▶ [MATERIAL]:

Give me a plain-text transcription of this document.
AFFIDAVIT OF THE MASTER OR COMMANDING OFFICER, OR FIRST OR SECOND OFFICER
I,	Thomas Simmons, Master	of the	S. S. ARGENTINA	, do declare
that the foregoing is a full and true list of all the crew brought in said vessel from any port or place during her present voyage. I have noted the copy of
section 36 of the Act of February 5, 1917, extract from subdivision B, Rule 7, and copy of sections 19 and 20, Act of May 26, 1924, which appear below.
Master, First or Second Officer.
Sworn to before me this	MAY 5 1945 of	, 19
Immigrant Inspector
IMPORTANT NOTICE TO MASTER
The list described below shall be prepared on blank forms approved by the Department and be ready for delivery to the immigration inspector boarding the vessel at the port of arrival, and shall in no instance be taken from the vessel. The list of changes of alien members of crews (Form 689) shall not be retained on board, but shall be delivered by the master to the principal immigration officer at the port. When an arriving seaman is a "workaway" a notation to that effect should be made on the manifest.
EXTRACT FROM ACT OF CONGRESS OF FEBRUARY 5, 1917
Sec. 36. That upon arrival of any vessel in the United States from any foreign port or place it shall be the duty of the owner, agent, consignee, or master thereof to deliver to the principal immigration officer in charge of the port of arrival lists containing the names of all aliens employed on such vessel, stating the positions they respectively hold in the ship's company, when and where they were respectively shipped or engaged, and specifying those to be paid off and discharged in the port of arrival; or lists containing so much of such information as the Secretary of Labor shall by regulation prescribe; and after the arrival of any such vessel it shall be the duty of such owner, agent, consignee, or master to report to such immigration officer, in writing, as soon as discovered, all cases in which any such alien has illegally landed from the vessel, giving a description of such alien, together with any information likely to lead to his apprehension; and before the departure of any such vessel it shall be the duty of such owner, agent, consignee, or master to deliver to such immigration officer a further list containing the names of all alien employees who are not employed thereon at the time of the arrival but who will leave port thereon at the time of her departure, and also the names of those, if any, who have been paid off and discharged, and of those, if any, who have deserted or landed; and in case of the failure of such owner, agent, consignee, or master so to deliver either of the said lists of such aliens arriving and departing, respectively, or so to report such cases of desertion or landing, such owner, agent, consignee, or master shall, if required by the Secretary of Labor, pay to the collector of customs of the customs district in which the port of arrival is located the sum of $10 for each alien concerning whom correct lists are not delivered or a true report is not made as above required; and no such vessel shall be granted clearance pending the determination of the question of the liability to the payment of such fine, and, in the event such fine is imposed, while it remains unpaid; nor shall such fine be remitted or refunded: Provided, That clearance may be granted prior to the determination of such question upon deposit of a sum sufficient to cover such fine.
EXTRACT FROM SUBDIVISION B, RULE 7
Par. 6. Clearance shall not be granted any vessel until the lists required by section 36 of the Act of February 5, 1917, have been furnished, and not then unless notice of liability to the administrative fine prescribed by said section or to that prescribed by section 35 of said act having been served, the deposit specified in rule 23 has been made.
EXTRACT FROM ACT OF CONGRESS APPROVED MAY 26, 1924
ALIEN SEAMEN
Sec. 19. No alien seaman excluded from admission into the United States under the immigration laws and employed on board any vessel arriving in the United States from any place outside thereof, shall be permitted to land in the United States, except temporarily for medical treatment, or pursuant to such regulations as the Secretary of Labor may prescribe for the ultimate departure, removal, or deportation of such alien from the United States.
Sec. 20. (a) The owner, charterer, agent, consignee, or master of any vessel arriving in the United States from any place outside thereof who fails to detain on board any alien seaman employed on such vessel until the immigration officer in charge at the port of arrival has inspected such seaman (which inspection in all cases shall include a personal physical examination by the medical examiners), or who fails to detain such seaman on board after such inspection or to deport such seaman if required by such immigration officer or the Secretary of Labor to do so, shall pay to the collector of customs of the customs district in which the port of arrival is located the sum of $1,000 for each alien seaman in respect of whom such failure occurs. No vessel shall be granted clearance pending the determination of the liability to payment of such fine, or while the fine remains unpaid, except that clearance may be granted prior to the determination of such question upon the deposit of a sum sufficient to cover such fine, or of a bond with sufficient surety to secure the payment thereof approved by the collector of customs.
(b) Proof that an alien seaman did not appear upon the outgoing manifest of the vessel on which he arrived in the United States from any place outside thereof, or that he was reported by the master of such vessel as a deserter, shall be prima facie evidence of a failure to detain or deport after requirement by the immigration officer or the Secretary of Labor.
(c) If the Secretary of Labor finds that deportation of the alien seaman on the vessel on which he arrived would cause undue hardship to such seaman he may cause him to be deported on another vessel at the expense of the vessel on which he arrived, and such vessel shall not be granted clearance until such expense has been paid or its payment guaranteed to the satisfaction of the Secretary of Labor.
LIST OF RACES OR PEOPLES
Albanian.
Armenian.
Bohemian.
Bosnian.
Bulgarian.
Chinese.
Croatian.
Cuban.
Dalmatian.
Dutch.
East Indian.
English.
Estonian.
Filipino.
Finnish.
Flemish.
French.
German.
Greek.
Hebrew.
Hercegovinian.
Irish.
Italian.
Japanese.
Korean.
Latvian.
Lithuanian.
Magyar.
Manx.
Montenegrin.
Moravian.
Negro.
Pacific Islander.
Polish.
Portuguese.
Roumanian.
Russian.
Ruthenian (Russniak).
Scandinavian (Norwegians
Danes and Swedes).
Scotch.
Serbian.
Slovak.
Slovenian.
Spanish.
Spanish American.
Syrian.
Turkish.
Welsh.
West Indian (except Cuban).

▶ [WHAT TO PRODUCE]:
What is the number of lines in this material that hold the string "CONGRESS"? Answer with that number only.

▶ [THE OUTPUT]:
2